*Problem description:* The entries need to be copied exactly.

*Records supplied:*
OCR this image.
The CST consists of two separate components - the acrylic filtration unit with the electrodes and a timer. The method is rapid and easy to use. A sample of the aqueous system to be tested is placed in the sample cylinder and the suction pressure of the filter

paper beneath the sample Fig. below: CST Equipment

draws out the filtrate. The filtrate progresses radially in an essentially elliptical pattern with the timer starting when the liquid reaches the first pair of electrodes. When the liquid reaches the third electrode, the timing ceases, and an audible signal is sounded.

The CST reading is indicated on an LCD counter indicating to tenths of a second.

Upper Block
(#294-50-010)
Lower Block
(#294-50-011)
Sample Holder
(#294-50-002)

*Full answer:*
OCR this image.
The CST consists of two separate components - the acrylic filtration unit with the electrodes and a timer. The method is rapid and easy to use. A sample of the aqueous system to be tested is placed in the sample cylinder and the suction pressure of the filter

paper beneath the sample Fig. below: CST Equipment

draws out the filtrate. The filtrate progresses radially in an essentially elliptical pattern with the timer starting when the liquid reaches the first pair of electrodes. When the liquid reaches the third electrode, the timing ceases, and an audible signal is sounded.

The CST reading is indicated on an LCD counter indicating to tenths of a second.

Upper Block
(#294-50-010)
Lower Block
(#294-50-011)
Sample Holder
(#294-50-002)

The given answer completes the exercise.